Records from a collection
§

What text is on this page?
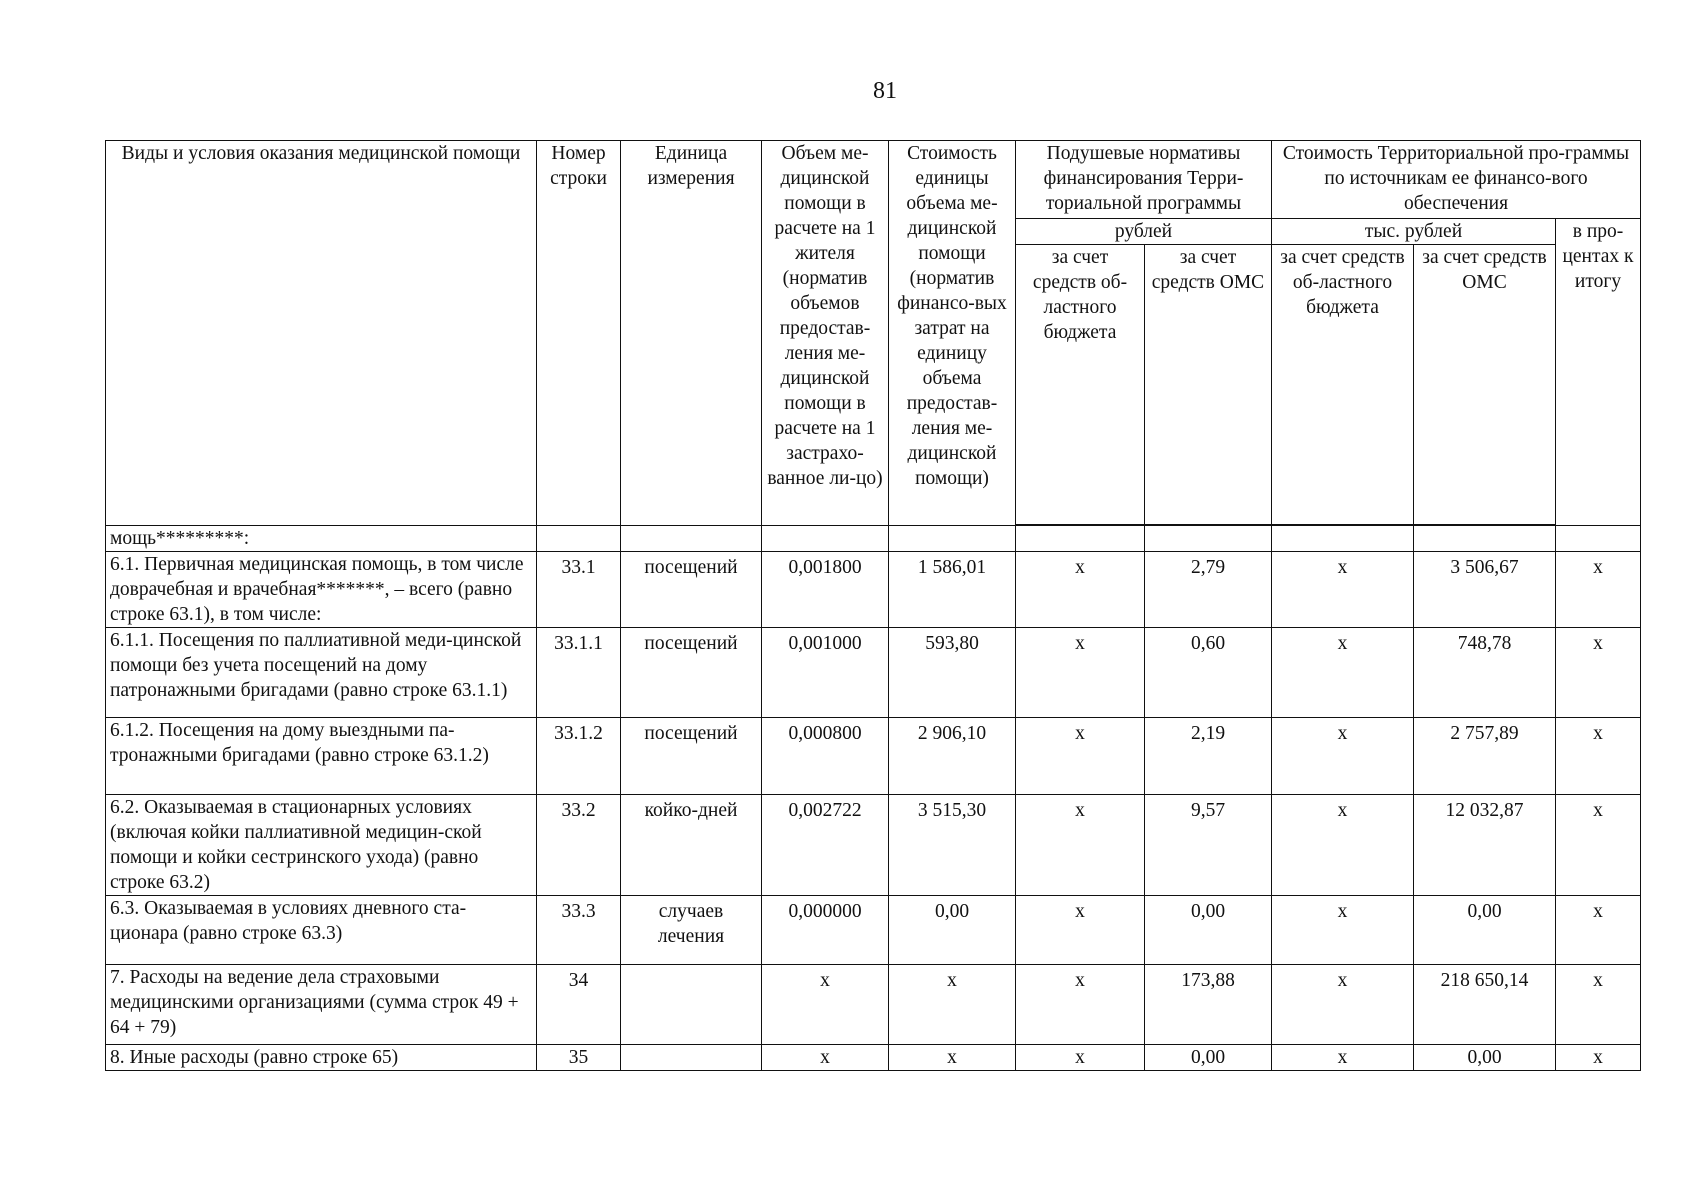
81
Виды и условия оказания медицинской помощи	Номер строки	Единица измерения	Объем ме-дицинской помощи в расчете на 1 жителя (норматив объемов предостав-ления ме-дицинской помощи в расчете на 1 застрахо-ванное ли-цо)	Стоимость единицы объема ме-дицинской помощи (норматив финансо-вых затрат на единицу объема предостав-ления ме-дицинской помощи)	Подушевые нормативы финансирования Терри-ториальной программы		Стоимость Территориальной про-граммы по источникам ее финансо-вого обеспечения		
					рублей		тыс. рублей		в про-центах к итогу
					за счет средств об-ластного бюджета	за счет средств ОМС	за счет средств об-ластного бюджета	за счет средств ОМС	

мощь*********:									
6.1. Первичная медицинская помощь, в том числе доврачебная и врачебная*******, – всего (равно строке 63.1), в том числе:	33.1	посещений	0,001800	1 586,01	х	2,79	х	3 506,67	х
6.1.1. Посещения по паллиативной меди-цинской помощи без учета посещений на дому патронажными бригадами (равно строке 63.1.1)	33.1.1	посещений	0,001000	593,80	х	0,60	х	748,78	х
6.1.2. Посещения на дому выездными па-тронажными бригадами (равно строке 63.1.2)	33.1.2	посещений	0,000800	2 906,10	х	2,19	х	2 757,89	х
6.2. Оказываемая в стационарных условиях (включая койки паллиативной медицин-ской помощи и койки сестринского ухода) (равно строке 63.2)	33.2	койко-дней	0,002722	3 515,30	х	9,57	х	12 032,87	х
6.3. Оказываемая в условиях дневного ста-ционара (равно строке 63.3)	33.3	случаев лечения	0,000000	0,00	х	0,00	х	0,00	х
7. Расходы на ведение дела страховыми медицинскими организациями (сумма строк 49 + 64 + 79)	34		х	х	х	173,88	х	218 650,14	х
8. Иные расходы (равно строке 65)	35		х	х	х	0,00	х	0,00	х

§

▸ What needs to be done
Take every line from the records above that has the word "посещений" and copy it.

▸ Response
6.1. Первичная медицинская помощь, в том числе доврачебная и врачебная*******, – всего (равно строке 63.1), в том числе:	33.1	посещений	0,001800	1 586,01	х	2,79	х	3 506,67	х
6.1.1. Посещения по паллиативной меди-цинской помощи без учета посещений на дому патронажными бригадами (равно строке 63.1.1)	33.1.1	посещений	0,001000	593,80	х	0,60	х	748,78	х
6.1.2. Посещения на дому выездными па-тронажными бригадами (равно строке 63.1.2)	33.1.2	посещений	0,000800	2 906,10	х	2,19	х	2 757,89	х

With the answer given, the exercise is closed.